*MATERIAL FOR THE TASK*:
□ □ □ □ □ □ □
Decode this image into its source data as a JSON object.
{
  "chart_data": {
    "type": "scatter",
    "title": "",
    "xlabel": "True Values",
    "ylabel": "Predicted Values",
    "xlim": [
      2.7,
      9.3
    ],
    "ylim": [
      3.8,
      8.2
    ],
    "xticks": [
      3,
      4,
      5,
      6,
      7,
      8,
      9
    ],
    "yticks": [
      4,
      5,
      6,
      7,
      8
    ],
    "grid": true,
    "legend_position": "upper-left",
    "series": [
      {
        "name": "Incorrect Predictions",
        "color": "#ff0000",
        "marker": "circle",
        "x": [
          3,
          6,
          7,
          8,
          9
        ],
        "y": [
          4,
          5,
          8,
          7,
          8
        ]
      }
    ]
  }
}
□ □ □ □ □ □ □
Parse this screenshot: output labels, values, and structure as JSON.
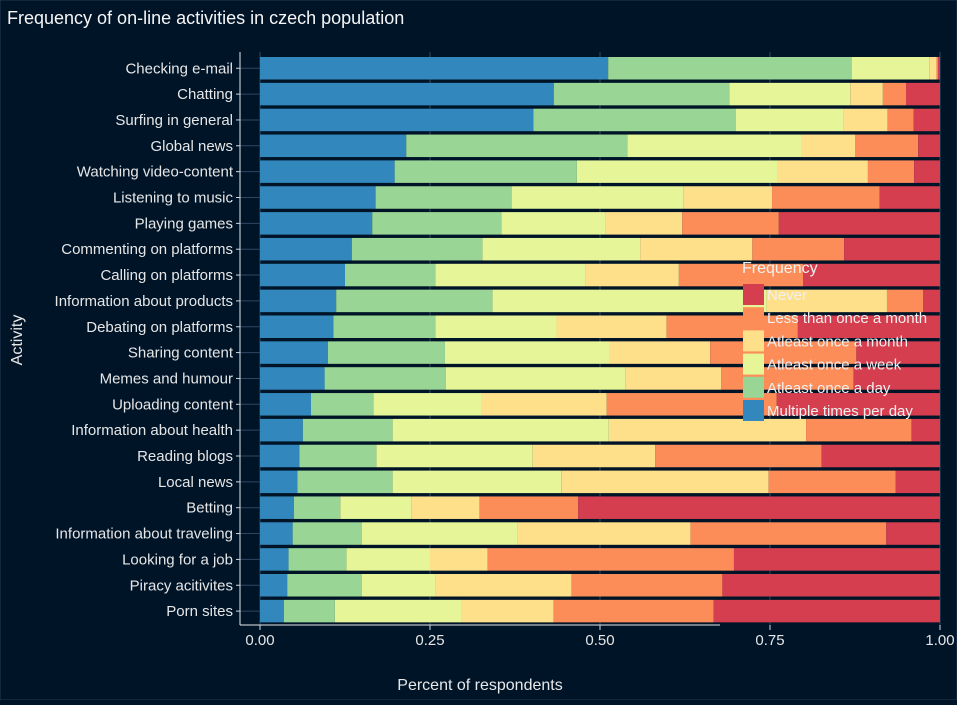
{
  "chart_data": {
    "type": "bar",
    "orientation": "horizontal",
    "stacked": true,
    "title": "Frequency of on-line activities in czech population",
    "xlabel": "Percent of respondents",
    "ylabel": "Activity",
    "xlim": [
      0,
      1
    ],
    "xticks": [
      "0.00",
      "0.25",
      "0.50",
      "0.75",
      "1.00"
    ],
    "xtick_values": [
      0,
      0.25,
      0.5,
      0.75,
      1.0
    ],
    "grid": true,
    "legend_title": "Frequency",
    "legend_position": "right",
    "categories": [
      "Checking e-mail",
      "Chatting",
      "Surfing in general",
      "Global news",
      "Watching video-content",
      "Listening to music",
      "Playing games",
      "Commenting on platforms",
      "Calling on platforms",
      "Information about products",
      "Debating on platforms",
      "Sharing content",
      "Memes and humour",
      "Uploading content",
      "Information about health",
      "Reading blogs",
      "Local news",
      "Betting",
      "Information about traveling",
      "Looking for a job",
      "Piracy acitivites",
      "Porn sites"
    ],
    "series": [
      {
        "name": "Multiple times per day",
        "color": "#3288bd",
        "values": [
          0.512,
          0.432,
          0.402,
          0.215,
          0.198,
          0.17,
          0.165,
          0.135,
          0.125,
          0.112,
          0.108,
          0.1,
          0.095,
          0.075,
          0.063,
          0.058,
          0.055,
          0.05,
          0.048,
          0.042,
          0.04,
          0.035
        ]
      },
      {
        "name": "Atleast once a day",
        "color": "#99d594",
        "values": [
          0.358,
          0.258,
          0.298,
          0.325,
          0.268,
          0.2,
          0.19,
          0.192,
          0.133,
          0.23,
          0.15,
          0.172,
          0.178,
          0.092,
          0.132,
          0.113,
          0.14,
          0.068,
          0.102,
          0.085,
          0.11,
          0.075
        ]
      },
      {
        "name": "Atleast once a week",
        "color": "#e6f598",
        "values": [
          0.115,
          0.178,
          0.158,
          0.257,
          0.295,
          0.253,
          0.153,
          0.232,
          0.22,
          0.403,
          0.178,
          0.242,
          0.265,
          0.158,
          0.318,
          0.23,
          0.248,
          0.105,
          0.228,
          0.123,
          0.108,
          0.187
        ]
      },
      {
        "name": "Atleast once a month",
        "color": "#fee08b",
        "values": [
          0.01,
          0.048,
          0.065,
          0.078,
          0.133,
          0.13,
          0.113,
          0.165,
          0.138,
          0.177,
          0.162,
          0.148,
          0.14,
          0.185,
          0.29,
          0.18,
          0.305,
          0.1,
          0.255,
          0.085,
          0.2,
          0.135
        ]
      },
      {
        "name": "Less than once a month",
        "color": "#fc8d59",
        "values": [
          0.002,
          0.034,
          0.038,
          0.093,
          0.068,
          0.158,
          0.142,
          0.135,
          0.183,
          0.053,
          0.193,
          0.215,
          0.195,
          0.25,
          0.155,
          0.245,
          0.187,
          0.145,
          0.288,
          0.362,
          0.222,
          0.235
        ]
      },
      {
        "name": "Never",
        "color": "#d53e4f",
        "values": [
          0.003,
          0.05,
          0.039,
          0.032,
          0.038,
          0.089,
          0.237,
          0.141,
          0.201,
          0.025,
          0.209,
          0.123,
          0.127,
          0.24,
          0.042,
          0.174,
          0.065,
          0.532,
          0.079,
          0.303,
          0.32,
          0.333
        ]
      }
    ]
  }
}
□ □ □ □ □ □ □
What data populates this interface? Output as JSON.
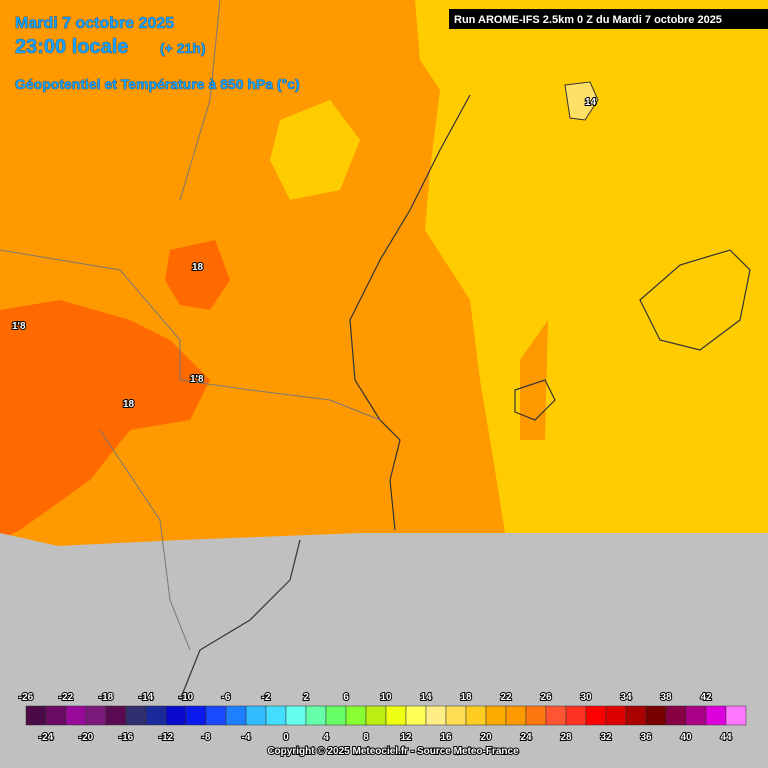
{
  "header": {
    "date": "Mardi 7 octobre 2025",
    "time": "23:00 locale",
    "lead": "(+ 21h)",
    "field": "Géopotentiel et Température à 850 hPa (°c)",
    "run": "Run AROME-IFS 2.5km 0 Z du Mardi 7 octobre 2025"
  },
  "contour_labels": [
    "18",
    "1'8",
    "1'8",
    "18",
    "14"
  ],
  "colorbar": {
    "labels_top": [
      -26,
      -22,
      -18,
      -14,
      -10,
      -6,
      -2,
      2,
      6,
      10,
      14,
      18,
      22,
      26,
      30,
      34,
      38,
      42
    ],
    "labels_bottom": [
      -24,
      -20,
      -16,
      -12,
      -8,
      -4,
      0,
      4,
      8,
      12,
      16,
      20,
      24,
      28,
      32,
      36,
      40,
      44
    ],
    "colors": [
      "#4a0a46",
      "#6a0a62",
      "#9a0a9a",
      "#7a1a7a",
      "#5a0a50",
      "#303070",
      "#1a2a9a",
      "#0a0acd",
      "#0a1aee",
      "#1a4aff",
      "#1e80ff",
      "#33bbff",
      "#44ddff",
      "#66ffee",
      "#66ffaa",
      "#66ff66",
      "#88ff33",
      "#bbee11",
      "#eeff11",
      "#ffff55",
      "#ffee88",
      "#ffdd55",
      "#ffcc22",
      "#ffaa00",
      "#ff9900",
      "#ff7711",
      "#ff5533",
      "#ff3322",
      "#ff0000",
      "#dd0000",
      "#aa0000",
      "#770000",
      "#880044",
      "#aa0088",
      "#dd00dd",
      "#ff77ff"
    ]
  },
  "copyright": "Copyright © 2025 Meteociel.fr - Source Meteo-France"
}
□ □ □ □ □ □ □
*AIM OF THE TASK*: Pull every line containing the word "this" out of the material.

*FULL RESPONSE*:
Decode this image into its source data as a JSON object.
Parse this screenshot: output labels, values, and structure as JSON.
What data populates this interface? Output as JSON.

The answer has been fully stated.